▶ [Objective] Repeat the data word for word. Do not include the pictures.

▶ [Input material]
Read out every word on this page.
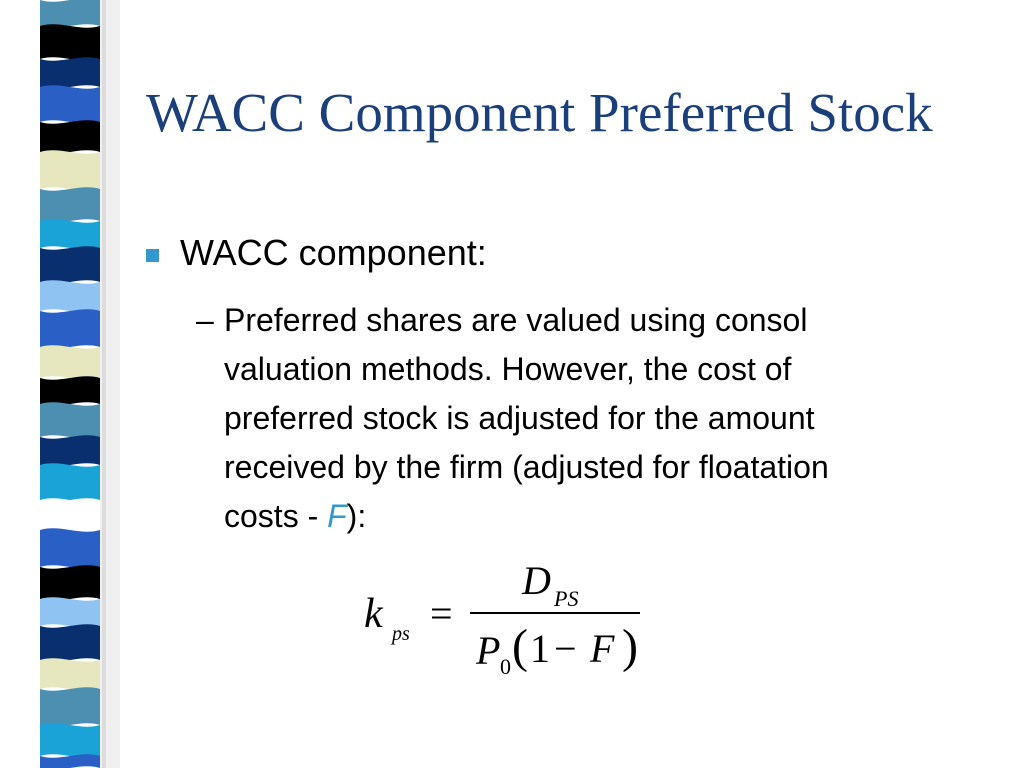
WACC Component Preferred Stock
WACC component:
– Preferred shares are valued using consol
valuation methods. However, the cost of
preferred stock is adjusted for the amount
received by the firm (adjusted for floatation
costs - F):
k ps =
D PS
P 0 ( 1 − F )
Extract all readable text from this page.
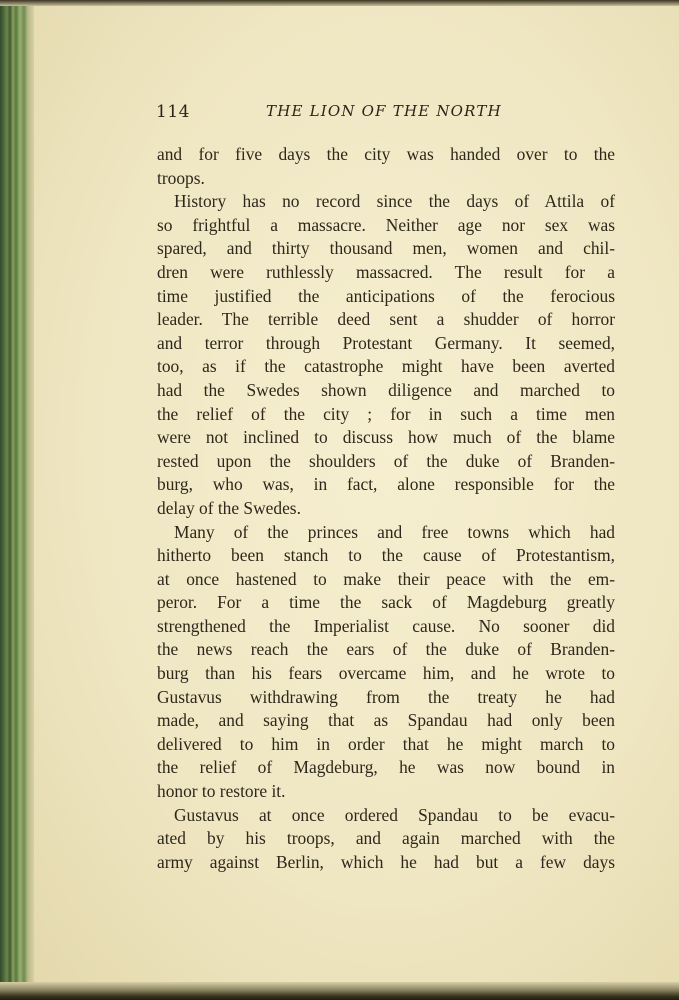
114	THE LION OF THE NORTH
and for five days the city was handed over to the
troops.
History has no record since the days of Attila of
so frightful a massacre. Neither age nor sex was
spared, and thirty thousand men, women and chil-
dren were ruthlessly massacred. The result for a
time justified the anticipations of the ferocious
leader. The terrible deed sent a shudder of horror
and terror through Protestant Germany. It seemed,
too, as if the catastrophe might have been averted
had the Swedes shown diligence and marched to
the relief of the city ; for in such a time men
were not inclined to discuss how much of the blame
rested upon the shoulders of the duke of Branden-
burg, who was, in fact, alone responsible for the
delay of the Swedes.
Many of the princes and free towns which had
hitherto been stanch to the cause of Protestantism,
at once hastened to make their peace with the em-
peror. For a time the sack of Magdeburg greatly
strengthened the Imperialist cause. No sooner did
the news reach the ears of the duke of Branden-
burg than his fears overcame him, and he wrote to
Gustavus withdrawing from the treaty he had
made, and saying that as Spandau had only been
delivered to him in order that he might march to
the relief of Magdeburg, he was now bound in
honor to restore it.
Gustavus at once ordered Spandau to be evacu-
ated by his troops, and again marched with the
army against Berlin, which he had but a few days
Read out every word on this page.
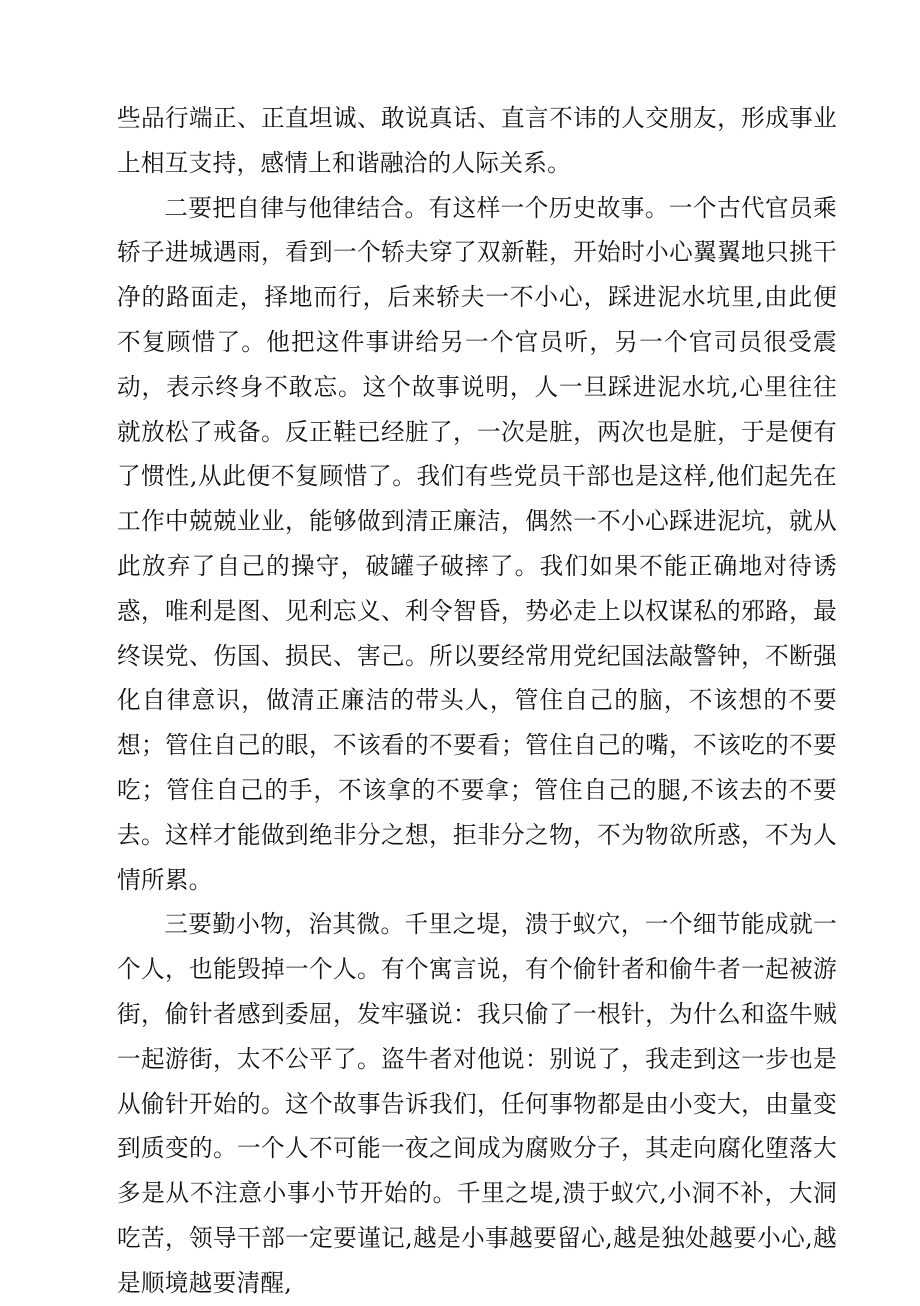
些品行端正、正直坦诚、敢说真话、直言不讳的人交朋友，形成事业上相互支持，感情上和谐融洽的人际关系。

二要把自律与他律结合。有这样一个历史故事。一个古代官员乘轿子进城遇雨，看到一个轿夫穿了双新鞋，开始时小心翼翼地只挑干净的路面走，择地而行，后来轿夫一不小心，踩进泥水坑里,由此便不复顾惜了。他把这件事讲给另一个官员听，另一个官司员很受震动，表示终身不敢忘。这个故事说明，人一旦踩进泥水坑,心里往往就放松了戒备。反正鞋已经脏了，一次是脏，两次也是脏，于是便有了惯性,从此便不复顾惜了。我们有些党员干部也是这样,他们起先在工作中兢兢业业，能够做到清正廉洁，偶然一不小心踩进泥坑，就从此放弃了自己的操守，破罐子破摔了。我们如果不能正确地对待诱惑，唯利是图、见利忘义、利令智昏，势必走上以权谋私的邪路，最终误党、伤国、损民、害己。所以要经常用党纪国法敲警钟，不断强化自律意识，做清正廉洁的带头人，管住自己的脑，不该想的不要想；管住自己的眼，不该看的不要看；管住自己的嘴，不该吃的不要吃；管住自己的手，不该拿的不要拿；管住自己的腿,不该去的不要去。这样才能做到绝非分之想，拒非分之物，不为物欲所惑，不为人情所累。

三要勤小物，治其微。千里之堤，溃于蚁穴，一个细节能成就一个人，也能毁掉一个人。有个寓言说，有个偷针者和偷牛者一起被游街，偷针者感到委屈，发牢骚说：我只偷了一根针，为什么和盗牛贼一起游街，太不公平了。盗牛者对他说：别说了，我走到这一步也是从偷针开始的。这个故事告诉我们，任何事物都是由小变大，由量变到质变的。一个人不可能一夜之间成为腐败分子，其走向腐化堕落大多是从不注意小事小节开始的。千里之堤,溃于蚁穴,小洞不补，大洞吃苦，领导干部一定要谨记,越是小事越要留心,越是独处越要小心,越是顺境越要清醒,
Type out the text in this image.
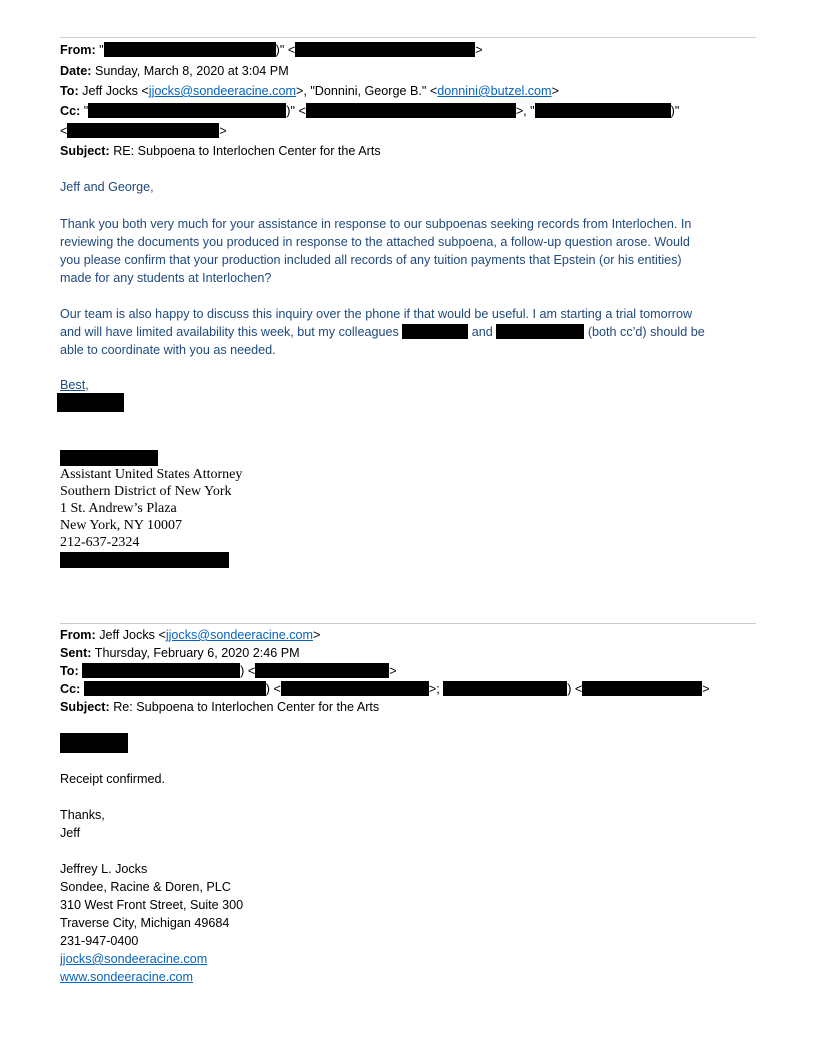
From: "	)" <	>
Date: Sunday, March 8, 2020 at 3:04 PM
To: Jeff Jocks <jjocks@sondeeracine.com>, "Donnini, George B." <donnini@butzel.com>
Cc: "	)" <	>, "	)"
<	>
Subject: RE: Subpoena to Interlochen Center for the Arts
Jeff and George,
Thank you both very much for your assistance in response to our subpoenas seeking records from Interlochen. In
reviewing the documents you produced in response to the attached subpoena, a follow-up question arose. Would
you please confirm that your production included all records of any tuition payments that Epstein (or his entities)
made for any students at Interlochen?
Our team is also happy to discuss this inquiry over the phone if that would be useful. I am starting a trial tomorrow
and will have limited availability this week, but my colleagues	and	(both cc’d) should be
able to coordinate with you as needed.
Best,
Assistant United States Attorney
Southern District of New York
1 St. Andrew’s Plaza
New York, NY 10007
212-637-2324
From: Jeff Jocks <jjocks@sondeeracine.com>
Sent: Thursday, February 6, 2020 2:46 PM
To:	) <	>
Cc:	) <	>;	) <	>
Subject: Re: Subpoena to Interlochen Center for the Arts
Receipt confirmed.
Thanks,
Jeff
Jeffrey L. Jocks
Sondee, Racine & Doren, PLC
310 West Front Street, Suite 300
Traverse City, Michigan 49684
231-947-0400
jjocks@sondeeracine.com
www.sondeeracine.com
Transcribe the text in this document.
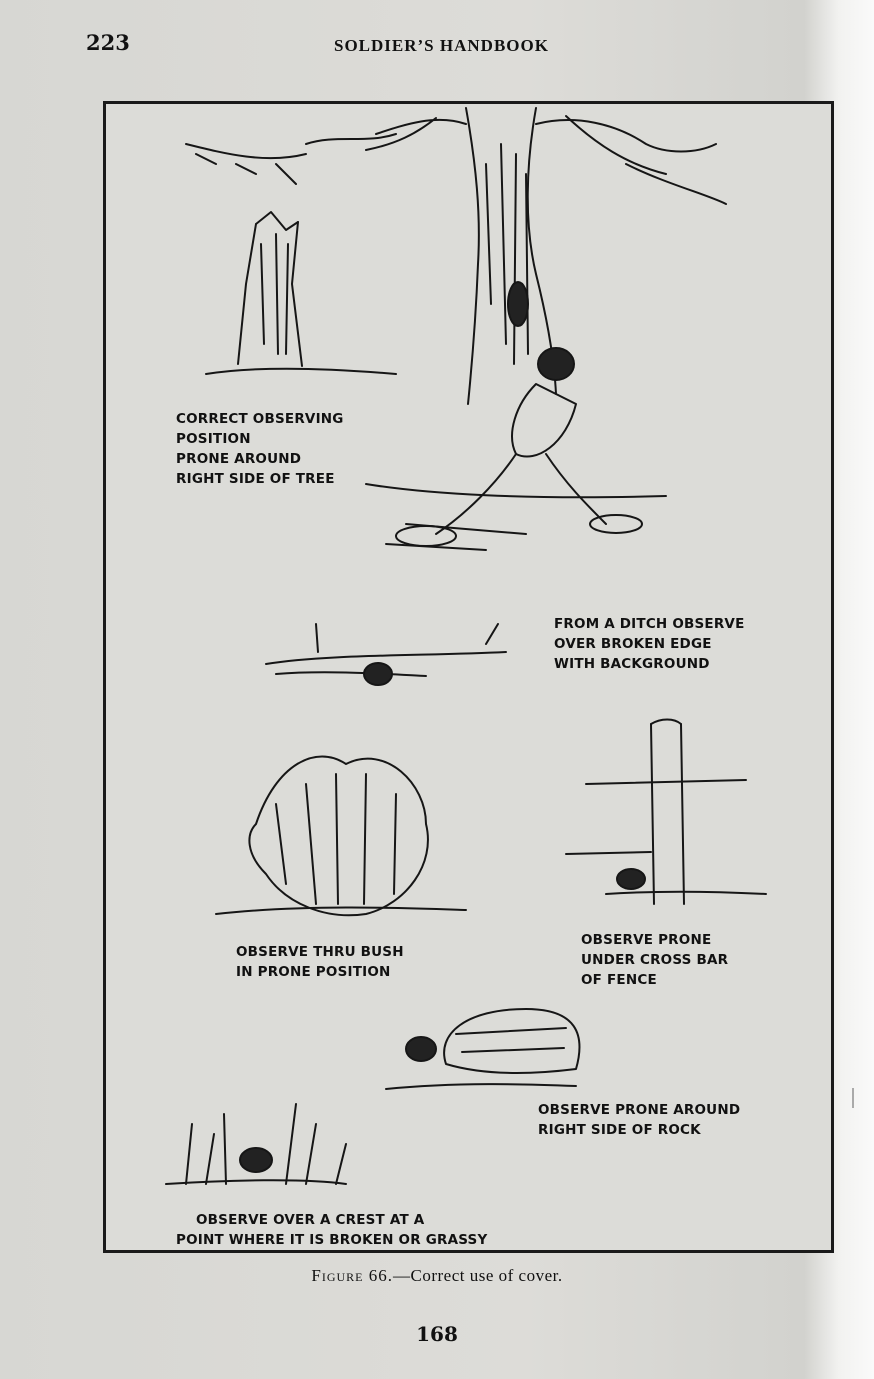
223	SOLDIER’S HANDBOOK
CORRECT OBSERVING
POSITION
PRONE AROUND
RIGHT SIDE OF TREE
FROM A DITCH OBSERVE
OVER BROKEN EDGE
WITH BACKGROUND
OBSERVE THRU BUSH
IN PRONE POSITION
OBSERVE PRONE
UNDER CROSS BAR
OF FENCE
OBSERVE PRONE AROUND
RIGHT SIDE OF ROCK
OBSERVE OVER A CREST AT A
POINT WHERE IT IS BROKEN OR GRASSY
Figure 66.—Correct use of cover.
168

▶ [Task solution]
Read out every word on this page.
WACC Component Preferred Stock
WACC component:
– Preferred shares are valued using consol
valuation methods. However, the cost of
preferred stock is adjusted for the amount
received by the firm (adjusted for floatation
costs - F):
k ps =
D PS
P 0 ( 1 − F )
Extract all readable text from this page.
114	THE LION OF THE NORTH
and for five days the city was handed over to the
troops.
History has no record since the days of Attila of
so frightful a massacre. Neither age nor sex was
spared, and thirty thousand men, women and chil-
dren were ruthlessly massacred. The result for a
time justified the anticipations of the ferocious
leader. The terrible deed sent a shudder of horror
and terror through Protestant Germany. It seemed,
too, as if the catastrophe might have been averted
had the Swedes shown diligence and marched to
the relief of the city ; for in such a time men
were not inclined to discuss how much of the blame
rested upon the shoulders of the duke of Branden-
burg, who was, in fact, alone responsible for the
delay of the Swedes.
Many of the princes and free towns which had
hitherto been stanch to the cause of Protestantism,
at once hastened to make their peace with the em-
peror. For a time the sack of Magdeburg greatly
strengthened the Imperialist cause. No sooner did
the news reach the ears of the duke of Branden-
burg than his fears overcame him, and he wrote to
Gustavus withdrawing from the treaty he had
made, and saying that as Spandau had only been
delivered to him in order that he might march to
the relief of Magdeburg, he was now bound in
honor to restore it.
Gustavus at once ordered Spandau to be evacu-
ated by his troops, and again marched with the
army against Berlin, which he had but a few days
Read out every word on this page.
些品行端正、正直坦诚、敢说真话、直言不讳的人交朋友，形成事业上相互支持，感情上和谐融洽的人际关系。

二要把自律与他律结合。有这样一个历史故事。一个古代官员乘轿子进城遇雨，看到一个轿夫穿了双新鞋，开始时小心翼翼地只挑干净的路面走，择地而行，后来轿夫一不小心，踩进泥水坑里,由此便不复顾惜了。他把这件事讲给另一个官员听，另一个官司员很受震动，表示终身不敢忘。这个故事说明，人一旦踩进泥水坑,心里往往就放松了戒备。反正鞋已经脏了，一次是脏，两次也是脏，于是便有了惯性,从此便不复顾惜了。我们有些党员干部也是这样,他们起先在工作中兢兢业业，能够做到清正廉洁，偶然一不小心踩进泥坑，就从此放弃了自己的操守，破罐子破摔了。我们如果不能正确地对待诱惑，唯利是图、见利忘义、利令智昏，势必走上以权谋私的邪路，最终误党、伤国、损民、害己。所以要经常用党纪国法敲警钟，不断强化自律意识，做清正廉洁的带头人，管住自己的脑，不该想的不要想；管住自己的眼，不该看的不要看；管住自己的嘴，不该吃的不要吃；管住自己的手，不该拿的不要拿；管住自己的腿,不该去的不要去。这样才能做到绝非分之想，拒非分之物，不为物欲所惑，不为人情所累。

三要勤小物，治其微。千里之堤，溃于蚁穴，一个细节能成就一个人，也能毁掉一个人。有个寓言说，有个偷针者和偷牛者一起被游街，偷针者感到委屈，发牢骚说：我只偷了一根针，为什么和盗牛贼一起游街，太不公平了。盗牛者对他说：别说了，我走到这一步也是从偷针开始的。这个故事告诉我们，任何事物都是由小变大，由量变到质变的。一个人不可能一夜之间成为腐败分子，其走向腐化堕落大多是从不注意小事小节开始的。千里之堤,溃于蚁穴,小洞不补，大洞吃苦，领导干部一定要谨记,越是小事越要留心,越是独处越要小心,越是顺境越要清醒,
Type out the text in this image.
From: "	)" <	>
Date: Sunday, March 8, 2020 at 3:04 PM
To: Jeff Jocks <jjocks@sondeeracine.com>, "Donnini, George B." <donnini@butzel.com>
Cc: "	)" <	>, "	)"
<	>
Subject: RE: Subpoena to Interlochen Center for the Arts
Jeff and George,
Thank you both very much for your assistance in response to our subpoenas seeking records from Interlochen. In
reviewing the documents you produced in response to the attached subpoena, a follow-up question arose. Would
you please confirm that your production included all records of any tuition payments that Epstein (or his entities)
made for any students at Interlochen?
Our team is also happy to discuss this inquiry over the phone if that would be useful. I am starting a trial tomorrow
and will have limited availability this week, but my colleagues	and	(both cc’d) should be
able to coordinate with you as needed.
Best,
Assistant United States Attorney
Southern District of New York
1 St. Andrew’s Plaza
New York, NY 10007
212-637-2324
From: Jeff Jocks <jjocks@sondeeracine.com>
Sent: Thursday, February 6, 2020 2:46 PM
To:	) <	>
Cc:	) <	>;	) <	>
Subject: Re: Subpoena to Interlochen Center for the Arts
Receipt confirmed.
Thanks,
Jeff
Jeffrey L. Jocks
Sondee, Racine & Doren, PLC
310 West Front Street, Suite 300
Traverse City, Michigan 49684
231-947-0400
jjocks@sondeeracine.com
www.sondeeracine.com
Transcribe the text in this document.
223	SOLDIER’S HANDBOOK
CORRECT OBSERVING
POSITION
PRONE AROUND
RIGHT SIDE OF TREE
FROM A DITCH OBSERVE
OVER BROKEN EDGE
WITH BACKGROUND
OBSERVE THRU BUSH
IN PRONE POSITION
OBSERVE PRONE
UNDER CROSS BAR
OF FENCE
OBSERVE PRONE AROUND
RIGHT SIDE OF ROCK
OBSERVE OVER A CREST AT A
POINT WHERE IT IS BROKEN OR GRASSY
Figure 66.—Correct use of cover.
168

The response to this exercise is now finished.